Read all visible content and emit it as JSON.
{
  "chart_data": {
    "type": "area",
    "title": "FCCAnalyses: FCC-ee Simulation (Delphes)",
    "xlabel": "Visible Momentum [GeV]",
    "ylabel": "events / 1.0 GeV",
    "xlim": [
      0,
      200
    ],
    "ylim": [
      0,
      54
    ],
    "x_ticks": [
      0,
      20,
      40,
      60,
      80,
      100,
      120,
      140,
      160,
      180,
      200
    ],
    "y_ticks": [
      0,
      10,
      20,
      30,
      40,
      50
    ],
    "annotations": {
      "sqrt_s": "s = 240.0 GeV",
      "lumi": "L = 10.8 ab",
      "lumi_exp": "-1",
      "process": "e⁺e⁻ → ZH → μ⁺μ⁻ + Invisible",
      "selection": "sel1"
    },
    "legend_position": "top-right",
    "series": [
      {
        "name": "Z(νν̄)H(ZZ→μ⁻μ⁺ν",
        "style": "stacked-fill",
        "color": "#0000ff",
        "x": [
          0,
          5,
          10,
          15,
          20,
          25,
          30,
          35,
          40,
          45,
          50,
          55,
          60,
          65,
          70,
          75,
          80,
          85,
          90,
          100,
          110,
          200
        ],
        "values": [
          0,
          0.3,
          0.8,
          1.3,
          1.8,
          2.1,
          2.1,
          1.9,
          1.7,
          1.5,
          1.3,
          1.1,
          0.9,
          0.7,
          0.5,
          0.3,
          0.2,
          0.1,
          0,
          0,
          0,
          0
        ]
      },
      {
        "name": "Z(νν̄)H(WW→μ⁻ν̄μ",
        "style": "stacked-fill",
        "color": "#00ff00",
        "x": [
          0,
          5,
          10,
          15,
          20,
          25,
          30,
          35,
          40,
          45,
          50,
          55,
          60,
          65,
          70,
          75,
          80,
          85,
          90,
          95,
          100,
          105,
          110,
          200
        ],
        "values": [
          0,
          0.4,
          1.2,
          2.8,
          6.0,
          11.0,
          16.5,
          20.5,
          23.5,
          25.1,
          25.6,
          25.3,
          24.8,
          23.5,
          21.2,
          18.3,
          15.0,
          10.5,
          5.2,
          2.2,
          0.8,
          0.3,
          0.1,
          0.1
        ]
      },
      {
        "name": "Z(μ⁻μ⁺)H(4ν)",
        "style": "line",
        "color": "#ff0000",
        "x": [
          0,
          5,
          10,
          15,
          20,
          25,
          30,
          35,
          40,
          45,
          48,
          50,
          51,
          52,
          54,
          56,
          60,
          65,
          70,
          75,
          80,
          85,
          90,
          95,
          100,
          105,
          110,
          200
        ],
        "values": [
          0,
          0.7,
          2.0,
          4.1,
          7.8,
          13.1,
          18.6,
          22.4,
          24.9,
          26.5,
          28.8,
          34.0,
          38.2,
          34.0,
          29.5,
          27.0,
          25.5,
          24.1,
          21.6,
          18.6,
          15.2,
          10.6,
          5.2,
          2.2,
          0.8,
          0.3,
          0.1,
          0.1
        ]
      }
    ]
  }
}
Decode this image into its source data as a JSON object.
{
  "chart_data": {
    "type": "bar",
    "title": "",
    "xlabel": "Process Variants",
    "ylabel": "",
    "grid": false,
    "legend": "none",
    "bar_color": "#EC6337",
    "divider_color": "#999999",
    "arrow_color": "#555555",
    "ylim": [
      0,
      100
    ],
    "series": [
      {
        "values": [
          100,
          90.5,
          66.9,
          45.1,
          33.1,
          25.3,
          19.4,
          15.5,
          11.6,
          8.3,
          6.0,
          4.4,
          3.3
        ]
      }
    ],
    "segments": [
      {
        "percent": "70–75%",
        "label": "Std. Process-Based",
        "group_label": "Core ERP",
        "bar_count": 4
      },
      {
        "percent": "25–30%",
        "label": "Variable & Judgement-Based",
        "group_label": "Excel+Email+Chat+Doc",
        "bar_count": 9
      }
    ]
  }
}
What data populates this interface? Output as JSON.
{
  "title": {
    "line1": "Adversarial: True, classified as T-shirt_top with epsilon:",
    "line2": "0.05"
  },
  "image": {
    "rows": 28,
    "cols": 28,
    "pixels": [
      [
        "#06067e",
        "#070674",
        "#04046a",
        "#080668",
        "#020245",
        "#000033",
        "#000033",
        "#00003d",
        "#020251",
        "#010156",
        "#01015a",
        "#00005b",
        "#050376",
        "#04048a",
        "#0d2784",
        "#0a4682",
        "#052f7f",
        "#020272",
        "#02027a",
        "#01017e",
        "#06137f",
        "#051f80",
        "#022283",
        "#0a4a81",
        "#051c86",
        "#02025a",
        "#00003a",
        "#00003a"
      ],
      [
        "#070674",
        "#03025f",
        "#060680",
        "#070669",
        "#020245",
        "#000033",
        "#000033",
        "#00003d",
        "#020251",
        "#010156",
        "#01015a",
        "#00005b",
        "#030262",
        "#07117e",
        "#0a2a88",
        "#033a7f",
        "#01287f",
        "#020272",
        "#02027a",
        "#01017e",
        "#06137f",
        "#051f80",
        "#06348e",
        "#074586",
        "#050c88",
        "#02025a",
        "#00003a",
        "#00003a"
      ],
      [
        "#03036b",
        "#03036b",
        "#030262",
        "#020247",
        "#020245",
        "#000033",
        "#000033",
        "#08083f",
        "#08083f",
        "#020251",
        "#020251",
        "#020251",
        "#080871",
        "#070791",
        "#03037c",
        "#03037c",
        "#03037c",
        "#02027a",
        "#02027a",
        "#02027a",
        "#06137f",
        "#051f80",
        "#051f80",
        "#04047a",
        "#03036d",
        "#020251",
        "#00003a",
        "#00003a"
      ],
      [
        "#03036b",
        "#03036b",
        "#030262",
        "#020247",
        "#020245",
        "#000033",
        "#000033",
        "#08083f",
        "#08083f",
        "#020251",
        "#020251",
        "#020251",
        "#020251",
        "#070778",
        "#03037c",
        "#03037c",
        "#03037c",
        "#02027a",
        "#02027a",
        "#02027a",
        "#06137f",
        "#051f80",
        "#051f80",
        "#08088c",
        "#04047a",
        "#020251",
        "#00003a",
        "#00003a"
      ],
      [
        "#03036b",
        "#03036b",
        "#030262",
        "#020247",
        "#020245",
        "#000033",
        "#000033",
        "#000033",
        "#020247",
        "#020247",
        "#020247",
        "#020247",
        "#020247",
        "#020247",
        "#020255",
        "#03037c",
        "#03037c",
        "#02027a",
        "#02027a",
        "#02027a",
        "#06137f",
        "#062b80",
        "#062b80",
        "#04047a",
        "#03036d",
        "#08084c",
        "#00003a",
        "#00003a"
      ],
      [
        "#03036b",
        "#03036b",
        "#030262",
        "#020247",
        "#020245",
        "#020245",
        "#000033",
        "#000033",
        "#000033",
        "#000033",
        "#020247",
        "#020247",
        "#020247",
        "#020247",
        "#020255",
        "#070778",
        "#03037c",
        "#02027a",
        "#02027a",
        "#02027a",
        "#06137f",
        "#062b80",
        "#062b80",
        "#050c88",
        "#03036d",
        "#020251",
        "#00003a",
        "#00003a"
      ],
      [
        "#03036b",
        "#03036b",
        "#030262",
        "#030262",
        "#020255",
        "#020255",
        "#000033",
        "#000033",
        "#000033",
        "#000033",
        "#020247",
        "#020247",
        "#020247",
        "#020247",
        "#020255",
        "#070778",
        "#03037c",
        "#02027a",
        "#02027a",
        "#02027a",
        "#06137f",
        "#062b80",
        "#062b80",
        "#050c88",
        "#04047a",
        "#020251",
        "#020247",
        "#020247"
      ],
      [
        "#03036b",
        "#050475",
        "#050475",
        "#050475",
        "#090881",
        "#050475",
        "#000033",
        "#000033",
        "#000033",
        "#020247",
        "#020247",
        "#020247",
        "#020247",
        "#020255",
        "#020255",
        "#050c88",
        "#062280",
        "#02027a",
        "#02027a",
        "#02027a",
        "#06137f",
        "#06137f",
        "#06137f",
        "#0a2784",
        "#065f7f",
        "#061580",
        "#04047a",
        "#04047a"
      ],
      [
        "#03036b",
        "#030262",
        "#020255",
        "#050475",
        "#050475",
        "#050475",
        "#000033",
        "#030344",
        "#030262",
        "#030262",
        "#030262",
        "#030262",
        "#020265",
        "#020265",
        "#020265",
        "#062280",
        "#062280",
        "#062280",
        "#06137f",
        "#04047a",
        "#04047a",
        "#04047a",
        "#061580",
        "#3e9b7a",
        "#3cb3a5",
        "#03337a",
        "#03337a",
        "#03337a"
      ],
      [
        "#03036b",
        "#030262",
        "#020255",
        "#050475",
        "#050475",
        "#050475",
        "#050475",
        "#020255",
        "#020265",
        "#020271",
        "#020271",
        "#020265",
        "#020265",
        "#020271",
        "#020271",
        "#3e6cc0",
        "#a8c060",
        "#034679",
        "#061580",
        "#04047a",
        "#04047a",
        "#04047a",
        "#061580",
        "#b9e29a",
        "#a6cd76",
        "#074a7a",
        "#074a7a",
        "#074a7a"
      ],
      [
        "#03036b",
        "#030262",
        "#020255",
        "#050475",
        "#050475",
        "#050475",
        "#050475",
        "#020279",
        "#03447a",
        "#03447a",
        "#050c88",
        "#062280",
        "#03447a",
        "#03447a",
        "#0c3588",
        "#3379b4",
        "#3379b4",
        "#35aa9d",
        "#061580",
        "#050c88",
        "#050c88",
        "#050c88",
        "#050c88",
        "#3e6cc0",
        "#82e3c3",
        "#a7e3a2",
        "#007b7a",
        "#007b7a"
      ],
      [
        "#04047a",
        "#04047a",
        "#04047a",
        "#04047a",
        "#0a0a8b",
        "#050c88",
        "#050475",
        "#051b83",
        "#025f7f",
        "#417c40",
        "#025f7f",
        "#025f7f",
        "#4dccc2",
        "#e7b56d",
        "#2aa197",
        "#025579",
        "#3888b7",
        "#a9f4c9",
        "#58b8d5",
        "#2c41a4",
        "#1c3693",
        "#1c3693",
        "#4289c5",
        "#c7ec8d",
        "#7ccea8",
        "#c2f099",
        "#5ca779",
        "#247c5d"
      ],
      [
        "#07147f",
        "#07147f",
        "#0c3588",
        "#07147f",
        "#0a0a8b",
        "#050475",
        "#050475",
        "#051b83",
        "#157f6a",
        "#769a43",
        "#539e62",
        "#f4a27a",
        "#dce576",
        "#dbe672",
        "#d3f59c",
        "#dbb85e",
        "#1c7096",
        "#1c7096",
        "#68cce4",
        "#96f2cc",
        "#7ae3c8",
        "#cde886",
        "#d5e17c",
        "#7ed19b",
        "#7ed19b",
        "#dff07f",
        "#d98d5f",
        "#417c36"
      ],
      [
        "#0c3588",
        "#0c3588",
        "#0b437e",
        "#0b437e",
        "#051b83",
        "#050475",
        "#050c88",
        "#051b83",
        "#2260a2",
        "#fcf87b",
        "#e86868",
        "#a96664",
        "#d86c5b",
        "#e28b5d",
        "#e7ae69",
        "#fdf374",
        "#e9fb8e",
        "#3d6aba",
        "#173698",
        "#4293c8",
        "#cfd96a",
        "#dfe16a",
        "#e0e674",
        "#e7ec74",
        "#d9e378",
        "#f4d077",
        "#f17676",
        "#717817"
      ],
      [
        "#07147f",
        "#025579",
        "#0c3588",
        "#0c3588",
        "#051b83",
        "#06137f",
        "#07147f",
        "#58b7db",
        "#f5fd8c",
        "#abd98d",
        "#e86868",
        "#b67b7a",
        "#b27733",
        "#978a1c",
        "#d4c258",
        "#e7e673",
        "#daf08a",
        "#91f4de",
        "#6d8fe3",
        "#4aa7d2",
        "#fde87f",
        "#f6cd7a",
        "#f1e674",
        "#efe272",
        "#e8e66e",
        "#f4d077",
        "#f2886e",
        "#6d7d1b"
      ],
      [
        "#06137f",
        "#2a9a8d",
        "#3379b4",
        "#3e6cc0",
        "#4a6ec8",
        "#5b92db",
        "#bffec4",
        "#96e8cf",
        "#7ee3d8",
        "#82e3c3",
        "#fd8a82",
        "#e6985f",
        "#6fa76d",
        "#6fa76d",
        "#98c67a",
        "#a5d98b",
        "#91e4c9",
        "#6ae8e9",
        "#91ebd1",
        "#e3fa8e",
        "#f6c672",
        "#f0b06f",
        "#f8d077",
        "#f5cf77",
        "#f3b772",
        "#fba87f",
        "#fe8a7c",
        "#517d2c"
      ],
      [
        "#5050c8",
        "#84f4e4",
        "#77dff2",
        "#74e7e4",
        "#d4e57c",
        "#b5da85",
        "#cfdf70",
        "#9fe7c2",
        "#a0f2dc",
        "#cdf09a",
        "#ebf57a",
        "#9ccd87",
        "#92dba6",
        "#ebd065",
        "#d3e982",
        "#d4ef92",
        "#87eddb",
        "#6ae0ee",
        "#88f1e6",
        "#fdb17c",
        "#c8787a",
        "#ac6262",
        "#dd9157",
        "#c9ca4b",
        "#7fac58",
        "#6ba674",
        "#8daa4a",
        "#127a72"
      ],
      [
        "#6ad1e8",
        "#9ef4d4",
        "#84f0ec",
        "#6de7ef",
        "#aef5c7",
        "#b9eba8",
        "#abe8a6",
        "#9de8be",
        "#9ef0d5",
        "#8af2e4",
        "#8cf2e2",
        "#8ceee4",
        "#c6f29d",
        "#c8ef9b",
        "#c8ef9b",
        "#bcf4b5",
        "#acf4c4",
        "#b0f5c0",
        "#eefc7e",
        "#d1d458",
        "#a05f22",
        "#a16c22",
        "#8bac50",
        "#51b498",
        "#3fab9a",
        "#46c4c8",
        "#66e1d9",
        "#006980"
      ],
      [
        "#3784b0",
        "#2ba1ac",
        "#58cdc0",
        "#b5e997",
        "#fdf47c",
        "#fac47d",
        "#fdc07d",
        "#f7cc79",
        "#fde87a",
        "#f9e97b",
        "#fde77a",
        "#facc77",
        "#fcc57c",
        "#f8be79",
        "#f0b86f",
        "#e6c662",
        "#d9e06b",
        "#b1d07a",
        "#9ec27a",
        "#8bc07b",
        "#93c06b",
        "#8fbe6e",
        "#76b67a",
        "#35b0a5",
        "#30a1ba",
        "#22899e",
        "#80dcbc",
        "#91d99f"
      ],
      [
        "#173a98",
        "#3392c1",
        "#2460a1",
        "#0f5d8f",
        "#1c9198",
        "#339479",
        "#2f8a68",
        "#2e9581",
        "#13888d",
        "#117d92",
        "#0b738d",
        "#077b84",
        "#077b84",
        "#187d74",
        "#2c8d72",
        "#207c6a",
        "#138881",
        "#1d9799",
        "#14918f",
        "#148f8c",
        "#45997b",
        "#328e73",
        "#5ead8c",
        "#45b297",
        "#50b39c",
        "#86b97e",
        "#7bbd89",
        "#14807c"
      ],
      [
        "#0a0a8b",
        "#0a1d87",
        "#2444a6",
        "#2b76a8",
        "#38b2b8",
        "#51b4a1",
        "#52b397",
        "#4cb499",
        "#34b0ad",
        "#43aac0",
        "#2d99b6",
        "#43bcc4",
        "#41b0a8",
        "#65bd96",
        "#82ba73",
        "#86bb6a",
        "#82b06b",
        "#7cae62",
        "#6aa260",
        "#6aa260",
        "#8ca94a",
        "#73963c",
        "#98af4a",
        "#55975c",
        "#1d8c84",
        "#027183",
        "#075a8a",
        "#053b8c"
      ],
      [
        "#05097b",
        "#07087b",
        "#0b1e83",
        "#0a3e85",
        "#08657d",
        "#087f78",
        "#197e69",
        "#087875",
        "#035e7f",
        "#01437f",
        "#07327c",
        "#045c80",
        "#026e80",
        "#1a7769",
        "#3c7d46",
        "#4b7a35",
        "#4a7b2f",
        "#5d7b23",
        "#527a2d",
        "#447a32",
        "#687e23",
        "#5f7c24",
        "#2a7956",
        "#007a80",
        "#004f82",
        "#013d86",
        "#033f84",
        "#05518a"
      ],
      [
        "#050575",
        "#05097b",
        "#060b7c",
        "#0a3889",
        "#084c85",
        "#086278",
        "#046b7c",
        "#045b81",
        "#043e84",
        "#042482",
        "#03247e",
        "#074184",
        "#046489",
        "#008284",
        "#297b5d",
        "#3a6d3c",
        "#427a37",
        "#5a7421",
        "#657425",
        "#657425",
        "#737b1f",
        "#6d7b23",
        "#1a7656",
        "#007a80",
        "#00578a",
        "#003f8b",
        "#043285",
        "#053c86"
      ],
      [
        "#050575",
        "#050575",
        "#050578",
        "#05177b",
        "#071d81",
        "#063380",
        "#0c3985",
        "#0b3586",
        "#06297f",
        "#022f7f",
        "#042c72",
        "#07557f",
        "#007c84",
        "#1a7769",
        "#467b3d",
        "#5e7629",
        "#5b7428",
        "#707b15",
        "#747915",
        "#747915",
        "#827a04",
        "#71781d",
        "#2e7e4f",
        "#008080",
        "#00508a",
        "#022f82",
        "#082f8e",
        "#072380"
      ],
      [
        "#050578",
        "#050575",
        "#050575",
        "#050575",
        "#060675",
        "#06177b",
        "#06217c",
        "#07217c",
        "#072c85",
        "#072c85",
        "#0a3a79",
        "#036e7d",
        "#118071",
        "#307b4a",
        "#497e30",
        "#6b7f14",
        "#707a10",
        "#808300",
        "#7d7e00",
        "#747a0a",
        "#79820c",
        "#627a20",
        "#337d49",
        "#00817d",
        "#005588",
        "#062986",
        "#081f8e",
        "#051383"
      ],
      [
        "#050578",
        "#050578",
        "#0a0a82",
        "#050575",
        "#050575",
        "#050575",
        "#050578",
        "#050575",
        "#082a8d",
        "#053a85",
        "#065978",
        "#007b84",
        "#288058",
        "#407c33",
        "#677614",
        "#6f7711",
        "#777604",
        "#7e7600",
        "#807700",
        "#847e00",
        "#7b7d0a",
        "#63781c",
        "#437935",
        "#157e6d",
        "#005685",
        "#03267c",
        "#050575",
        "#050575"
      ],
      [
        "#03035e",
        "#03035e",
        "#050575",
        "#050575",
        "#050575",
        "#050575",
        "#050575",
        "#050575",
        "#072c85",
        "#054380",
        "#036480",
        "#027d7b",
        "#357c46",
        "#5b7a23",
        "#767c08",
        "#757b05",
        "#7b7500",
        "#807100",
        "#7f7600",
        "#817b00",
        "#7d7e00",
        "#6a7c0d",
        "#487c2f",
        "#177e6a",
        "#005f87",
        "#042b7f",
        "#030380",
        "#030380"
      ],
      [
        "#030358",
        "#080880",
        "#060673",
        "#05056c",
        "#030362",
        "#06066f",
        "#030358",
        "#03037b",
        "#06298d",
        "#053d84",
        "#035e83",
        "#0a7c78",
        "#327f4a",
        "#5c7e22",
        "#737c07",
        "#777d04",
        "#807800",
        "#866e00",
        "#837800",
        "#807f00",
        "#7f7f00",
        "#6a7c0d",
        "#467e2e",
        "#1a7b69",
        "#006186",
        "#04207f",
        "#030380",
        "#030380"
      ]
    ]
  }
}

_Task directions_
Pull out all lines from the listing that contain the string "Based".

_Solution_
        "label": "Std. Process-Based",
        "label": "Variable & Judgement-Based",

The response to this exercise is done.